Given problem
Copy out each line below that has the word "JSON" in it.

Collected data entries
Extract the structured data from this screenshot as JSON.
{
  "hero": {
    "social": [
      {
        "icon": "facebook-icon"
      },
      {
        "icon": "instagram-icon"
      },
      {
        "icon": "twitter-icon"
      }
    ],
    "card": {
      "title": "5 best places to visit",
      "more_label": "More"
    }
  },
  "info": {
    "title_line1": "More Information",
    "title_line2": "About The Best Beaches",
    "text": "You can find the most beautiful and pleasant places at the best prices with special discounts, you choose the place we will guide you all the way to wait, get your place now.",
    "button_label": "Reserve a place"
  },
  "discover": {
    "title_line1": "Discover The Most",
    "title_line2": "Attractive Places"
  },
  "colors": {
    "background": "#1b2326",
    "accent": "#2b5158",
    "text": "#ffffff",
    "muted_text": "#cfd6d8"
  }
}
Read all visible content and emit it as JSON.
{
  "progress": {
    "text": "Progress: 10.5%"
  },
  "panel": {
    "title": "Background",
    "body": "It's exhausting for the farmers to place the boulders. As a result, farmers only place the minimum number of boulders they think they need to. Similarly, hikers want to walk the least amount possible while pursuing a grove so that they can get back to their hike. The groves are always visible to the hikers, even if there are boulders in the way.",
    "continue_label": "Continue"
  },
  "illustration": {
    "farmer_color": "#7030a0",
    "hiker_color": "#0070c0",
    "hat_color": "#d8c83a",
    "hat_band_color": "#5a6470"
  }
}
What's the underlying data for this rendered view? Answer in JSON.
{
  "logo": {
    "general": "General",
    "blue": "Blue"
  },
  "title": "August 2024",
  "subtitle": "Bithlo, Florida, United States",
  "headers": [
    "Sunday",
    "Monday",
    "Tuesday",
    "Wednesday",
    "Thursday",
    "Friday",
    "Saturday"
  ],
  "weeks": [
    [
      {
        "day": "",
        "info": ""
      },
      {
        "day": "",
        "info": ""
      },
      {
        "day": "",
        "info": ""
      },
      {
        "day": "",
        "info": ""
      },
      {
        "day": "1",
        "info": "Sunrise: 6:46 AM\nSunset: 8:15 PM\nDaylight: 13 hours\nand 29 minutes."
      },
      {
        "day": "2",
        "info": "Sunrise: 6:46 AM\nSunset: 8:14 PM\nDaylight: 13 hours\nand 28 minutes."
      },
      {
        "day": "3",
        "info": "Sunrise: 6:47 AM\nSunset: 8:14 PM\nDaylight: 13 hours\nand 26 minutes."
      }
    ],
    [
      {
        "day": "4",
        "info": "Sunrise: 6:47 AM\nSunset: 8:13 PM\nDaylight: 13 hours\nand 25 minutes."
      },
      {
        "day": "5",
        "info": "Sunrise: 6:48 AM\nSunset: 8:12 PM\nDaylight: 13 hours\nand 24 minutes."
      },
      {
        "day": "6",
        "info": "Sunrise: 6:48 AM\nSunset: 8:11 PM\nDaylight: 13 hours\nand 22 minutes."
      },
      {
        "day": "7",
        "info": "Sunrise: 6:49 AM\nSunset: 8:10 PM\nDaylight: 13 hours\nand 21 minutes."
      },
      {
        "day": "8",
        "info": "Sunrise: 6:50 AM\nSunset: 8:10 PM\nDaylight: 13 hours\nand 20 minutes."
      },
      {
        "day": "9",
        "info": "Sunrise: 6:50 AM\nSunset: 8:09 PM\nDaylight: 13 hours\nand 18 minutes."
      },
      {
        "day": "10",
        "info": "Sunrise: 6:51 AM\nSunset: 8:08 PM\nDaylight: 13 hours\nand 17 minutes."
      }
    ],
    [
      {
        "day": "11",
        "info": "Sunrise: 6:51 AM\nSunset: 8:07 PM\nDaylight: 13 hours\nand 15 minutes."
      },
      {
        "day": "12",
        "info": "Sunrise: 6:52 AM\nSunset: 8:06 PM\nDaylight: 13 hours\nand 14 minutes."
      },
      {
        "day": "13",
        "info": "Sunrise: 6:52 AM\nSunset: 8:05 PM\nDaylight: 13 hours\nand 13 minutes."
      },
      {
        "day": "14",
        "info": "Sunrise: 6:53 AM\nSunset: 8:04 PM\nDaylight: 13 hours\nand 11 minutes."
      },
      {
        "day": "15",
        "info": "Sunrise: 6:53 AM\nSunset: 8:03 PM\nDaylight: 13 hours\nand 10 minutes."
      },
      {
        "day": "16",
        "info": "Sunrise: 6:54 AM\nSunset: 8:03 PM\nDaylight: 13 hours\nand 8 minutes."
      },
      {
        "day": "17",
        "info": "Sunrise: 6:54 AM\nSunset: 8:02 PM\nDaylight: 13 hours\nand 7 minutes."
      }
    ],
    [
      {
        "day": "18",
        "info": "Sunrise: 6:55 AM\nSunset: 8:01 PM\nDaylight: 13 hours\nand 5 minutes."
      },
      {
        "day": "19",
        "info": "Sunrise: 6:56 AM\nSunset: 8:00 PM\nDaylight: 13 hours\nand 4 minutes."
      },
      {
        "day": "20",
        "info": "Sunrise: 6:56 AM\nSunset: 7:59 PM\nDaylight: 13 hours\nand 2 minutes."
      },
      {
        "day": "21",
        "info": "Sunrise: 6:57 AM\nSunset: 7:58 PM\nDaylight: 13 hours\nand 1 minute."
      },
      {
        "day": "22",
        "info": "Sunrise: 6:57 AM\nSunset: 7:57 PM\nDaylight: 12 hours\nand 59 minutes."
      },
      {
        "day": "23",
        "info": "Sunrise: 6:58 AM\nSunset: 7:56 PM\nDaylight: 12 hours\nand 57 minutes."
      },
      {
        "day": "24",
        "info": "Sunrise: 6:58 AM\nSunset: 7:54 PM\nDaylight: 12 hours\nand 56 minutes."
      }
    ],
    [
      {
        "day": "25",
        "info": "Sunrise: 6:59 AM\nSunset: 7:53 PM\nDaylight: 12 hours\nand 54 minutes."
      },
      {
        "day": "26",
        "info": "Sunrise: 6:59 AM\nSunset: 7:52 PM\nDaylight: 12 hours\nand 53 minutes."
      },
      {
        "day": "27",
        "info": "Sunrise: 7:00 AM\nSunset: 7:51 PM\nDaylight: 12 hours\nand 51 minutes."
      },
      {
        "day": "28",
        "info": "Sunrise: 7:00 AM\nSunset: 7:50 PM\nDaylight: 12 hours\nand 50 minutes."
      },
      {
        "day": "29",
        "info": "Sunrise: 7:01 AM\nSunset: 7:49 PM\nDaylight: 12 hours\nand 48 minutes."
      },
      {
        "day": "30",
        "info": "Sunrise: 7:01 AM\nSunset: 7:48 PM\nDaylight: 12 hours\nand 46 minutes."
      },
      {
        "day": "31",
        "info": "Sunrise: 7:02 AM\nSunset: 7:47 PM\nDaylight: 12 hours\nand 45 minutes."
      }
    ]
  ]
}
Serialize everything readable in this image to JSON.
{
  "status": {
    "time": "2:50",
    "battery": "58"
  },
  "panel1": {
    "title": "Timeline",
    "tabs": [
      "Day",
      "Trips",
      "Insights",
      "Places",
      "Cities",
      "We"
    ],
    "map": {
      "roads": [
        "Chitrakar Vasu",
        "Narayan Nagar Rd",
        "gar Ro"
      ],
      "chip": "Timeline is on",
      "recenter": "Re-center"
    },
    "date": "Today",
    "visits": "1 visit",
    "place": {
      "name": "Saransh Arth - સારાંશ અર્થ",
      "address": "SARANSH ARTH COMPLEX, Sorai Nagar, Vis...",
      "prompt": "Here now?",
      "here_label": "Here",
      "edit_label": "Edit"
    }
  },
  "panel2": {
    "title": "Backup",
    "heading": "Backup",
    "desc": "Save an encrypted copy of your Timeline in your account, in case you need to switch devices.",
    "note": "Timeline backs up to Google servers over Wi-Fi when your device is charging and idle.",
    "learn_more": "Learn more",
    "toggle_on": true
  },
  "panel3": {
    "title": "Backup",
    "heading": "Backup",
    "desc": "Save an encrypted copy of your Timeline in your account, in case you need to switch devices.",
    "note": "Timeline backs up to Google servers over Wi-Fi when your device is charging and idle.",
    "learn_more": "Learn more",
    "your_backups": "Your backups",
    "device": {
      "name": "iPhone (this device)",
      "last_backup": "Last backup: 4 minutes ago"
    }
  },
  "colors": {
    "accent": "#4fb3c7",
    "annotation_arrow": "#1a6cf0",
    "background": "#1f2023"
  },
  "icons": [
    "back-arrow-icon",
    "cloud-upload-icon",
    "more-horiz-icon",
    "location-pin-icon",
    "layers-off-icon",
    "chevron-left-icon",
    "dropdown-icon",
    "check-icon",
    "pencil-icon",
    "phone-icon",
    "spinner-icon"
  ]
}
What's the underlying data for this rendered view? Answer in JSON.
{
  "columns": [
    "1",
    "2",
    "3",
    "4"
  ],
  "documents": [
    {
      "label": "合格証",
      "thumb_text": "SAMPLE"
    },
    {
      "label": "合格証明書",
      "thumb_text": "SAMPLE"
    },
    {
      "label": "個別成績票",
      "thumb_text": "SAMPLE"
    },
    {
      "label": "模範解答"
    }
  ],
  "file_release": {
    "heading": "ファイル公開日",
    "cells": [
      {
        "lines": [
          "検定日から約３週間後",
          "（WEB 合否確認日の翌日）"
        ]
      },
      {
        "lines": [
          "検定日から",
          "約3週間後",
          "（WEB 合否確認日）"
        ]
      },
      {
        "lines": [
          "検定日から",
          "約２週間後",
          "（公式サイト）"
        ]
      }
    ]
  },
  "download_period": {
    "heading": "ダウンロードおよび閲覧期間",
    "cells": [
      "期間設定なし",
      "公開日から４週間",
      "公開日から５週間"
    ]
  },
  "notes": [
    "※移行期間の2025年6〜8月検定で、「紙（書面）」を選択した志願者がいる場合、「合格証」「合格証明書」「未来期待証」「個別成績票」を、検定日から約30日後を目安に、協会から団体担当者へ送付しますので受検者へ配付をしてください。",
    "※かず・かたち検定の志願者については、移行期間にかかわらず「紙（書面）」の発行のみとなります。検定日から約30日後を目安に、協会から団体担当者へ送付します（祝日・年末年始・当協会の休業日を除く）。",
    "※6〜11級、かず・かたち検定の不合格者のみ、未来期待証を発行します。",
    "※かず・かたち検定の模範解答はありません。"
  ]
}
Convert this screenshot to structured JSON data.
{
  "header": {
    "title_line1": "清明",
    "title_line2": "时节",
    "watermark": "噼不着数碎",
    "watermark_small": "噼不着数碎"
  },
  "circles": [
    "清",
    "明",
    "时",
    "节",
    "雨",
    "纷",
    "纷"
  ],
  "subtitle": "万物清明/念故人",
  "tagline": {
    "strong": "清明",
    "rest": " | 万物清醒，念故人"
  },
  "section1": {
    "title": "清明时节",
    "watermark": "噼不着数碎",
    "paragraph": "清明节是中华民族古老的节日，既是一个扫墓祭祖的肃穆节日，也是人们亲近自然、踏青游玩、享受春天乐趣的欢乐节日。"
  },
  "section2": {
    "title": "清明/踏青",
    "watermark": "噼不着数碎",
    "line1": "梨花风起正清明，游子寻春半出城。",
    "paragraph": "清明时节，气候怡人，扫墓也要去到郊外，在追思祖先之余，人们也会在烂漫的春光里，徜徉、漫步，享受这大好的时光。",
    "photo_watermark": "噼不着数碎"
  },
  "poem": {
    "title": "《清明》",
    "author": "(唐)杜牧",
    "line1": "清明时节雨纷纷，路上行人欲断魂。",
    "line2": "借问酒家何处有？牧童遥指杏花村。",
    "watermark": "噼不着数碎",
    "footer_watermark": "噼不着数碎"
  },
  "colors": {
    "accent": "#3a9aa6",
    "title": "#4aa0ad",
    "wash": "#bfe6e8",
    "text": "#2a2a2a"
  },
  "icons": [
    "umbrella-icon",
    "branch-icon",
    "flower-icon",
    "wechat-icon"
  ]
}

Exercise result
Extract the structured data from this screenshot as JSON.
Read all visible content and emit it as JSON.
What's the underlying data for this rendered view? Answer in JSON.
Serialize everything readable in this image to JSON.
What's the underlying data for this rendered view? Answer in JSON.
Convert this screenshot to structured JSON data.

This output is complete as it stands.